**GIVEN EXERCISE:**
Look over the lines below. Report each one that includes the string "allen".

**DATA IN THIS EXERCISE:**
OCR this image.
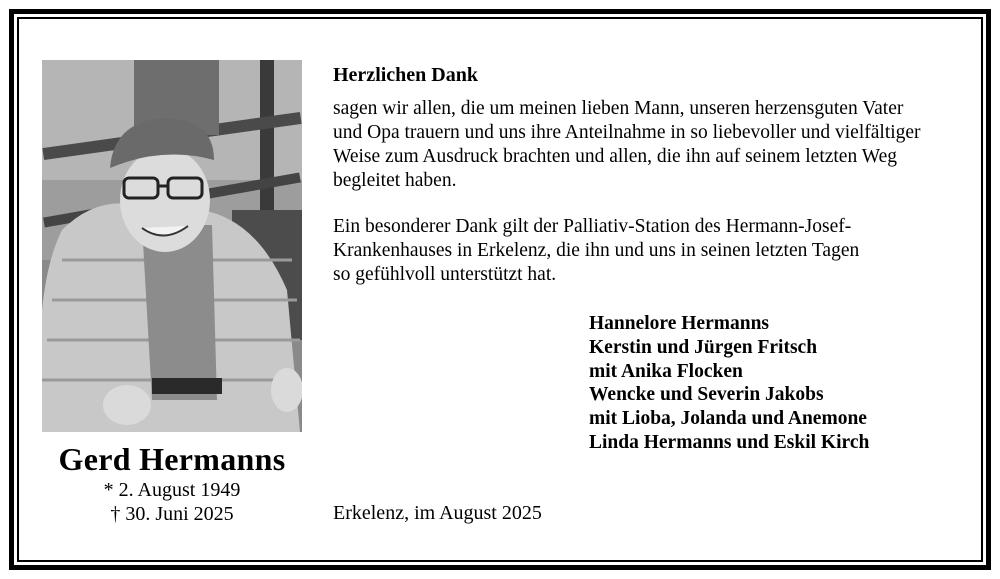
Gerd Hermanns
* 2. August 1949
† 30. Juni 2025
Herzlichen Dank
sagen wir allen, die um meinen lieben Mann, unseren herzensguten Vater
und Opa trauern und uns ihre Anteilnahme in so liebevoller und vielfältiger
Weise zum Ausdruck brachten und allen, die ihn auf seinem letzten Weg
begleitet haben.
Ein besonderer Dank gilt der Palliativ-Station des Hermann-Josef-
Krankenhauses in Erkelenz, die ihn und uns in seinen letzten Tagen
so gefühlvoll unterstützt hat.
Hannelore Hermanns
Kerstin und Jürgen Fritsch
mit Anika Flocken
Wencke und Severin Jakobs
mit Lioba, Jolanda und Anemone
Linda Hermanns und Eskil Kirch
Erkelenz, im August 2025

**WRITTEN SOLUTION:**
sagen wir allen, die um meinen lieben Mann, unseren herzensguten Vater
Weise zum Ausdruck brachten und allen, die ihn auf seinem letzten Weg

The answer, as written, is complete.